Stated goal: Retype the full set of records. Keep every character identical.
■ ■ ■ ■ ■
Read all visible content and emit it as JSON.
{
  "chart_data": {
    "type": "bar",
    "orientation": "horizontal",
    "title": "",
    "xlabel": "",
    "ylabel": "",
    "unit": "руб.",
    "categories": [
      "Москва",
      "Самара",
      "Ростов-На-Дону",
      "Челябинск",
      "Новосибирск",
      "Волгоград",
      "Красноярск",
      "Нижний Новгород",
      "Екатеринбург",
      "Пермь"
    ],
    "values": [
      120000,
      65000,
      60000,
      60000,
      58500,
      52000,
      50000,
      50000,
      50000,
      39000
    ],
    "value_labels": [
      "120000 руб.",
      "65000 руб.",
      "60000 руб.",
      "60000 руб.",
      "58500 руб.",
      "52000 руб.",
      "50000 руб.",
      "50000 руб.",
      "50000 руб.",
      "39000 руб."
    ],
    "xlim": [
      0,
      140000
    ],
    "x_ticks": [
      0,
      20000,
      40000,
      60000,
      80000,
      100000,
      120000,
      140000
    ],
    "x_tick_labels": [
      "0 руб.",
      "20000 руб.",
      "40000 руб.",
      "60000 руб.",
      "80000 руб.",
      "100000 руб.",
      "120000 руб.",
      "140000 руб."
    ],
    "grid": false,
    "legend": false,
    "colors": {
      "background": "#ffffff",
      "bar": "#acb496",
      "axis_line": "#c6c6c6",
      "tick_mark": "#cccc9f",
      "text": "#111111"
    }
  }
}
■ ■ ■ ■ ■
Solution to the problem:
Read all visible content and emit it as JSON.
{
  "chart_data": {
    "type": "bar",
    "orientation": "horizontal",
    "title": "",
    "xlabel": "",
    "ylabel": "",
    "unit": "руб.",
    "categories": [
      "Москва",
      "Самара",
      "Ростов-На-Дону",
      "Челябинск",
      "Новосибирск",
      "Волгоград",
      "Красноярск",
      "Нижний Новгород",
      "Екатеринбург",
      "Пермь"
    ],
    "values": [
      120000,
      65000,
      60000,
      60000,
      58500,
      52000,
      50000,
      50000,
      50000,
      39000
    ],
    "value_labels": [
      "120000 руб.",
      "65000 руб.",
      "60000 руб.",
      "60000 руб.",
      "58500 руб.",
      "52000 руб.",
      "50000 руб.",
      "50000 руб.",
      "50000 руб.",
      "39000 руб."
    ],
    "xlim": [
      0,
      140000
    ],
    "x_ticks": [
      0,
      20000,
      40000,
      60000,
      80000,
      100000,
      120000,
      140000
    ],
    "x_tick_labels": [
      "0 руб.",
      "20000 руб.",
      "40000 руб.",
      "60000 руб.",
      "80000 руб.",
      "100000 руб.",
      "120000 руб.",
      "140000 руб."
    ],
    "grid": false,
    "legend": false,
    "colors": {
      "background": "#ffffff",
      "bar": "#acb496",
      "axis_line": "#c6c6c6",
      "tick_mark": "#cccc9f",
      "text": "#111111"
    }
  }
}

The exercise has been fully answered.